- PROBLEM STATEMENT:
Copy out, character for character, every line of the material from the one containing "svg-text:FOYER: FOYER bbox=[375, 326, 416, 341]" down to the one containing "svg-text:STR: STR bbox=[248, 238, 271, 253]", both of those lines included.

>> begin DATA ENTRIES

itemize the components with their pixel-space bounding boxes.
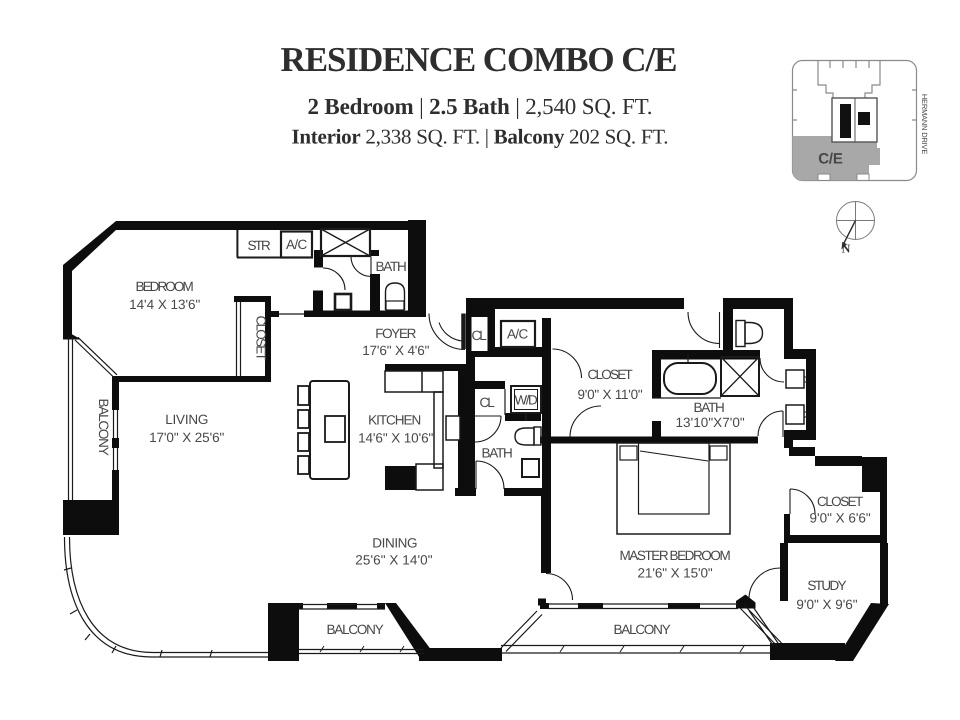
svg-text:FOYER: FOYER bbox=[375, 326, 416, 341]
svg-text:N: N bbox=[842, 242, 851, 256]
svg-text:9'0" X 11'0": 9'0" X 11'0" bbox=[578, 387, 643, 402]
svg-text:W/D: W/D bbox=[515, 393, 538, 408]
svg-text:CLOSET: CLOSET bbox=[254, 316, 269, 361]
svg-text:BATH: BATH bbox=[482, 446, 513, 461]
svg-text:CLOSET: CLOSET bbox=[588, 367, 633, 382]
svg-text:9'0" X 9'6": 9'0" X 9'6" bbox=[796, 597, 857, 612]
svg-text:KITCHEN: KITCHEN bbox=[368, 413, 421, 428]
svg-text:STR: STR bbox=[248, 238, 271, 253]
svg-text:BATH: BATH bbox=[376, 259, 407, 274]
svg-text:DINING: DINING bbox=[372, 536, 417, 551]
svg-text:BALCONY: BALCONY bbox=[96, 399, 111, 456]
svg-text:21'6" X 15'0": 21'6" X 15'0" bbox=[638, 566, 713, 581]
svg-text:BALCONY: BALCONY bbox=[614, 622, 671, 637]
svg-text:25'6" X 14'0": 25'6" X 14'0" bbox=[355, 553, 432, 568]
svg-text:CL: CL bbox=[480, 395, 496, 410]
svg-text:CL: CL bbox=[472, 328, 488, 343]
svg-text:BATH: BATH bbox=[694, 400, 725, 415]
svg-text:STUDY: STUDY bbox=[807, 578, 846, 593]
svg-text:MASTER BEDROOM: MASTER BEDROOM bbox=[620, 548, 731, 563]
svg-text:2 Bedroom | 2.5 Bath | 2,540 S: 2 Bedroom | 2.5 Bath | 2,540 SQ. FT. bbox=[308, 94, 653, 119]
svg-text:A/C: A/C bbox=[286, 237, 307, 252]
svg-text:14'4 X 13'6": 14'4 X 13'6" bbox=[129, 297, 200, 312]
svg-text:LIVING: LIVING bbox=[165, 412, 208, 427]
svg-text:Interior 2,338 SQ. FT. | Balco: Interior 2,338 SQ. FT. | Balcony 202 SQ.… bbox=[292, 125, 669, 149]
svg-text:13'10"X7'0": 13'10"X7'0" bbox=[676, 415, 745, 430]
svg-text:HERMANN DRIVE: HERMANN DRIVE bbox=[920, 94, 929, 155]
svg-text:BEDROOM: BEDROOM bbox=[136, 279, 194, 294]
svg-text:17'0" X 25'6": 17'0" X 25'6" bbox=[149, 430, 224, 445]
svg-text:A/C: A/C bbox=[507, 327, 528, 342]
svg-text:C/E: C/E bbox=[818, 151, 843, 168]
svg-text:9'0" X 6'6": 9'0" X 6'6" bbox=[810, 511, 871, 526]
svg-text:RESIDENCE COMBO C/E: RESIDENCE COMBO C/E bbox=[281, 40, 678, 79]
svg-text:BALCONY: BALCONY bbox=[327, 622, 384, 637]
svg-text:14'6" X 10'6": 14'6" X 10'6" bbox=[358, 431, 433, 446]
svg-text:17'6" X 4'6": 17'6" X 4'6" bbox=[362, 343, 429, 358]
svg-text:CLOSET: CLOSET bbox=[817, 494, 863, 509]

>> end DATA ENTRIES

- FULL OUTPUT:
svg-text:FOYER: FOYER bbox=[375, 326, 416, 341]
svg-text:N: N bbox=[842, 242, 851, 256]
svg-text:9'0" X 11'0": 9'0" X 11'0" bbox=[578, 387, 643, 402]
svg-text:W/D: W/D bbox=[515, 393, 538, 408]
svg-text:CLOSET: CLOSET bbox=[254, 316, 269, 361]
svg-text:BATH: BATH bbox=[482, 446, 513, 461]
svg-text:CLOSET: CLOSET bbox=[588, 367, 633, 382]
svg-text:9'0" X 9'6": 9'0" X 9'6" bbox=[796, 597, 857, 612]
svg-text:KITCHEN: KITCHEN bbox=[368, 413, 421, 428]
svg-text:STR: STR bbox=[248, 238, 271, 253]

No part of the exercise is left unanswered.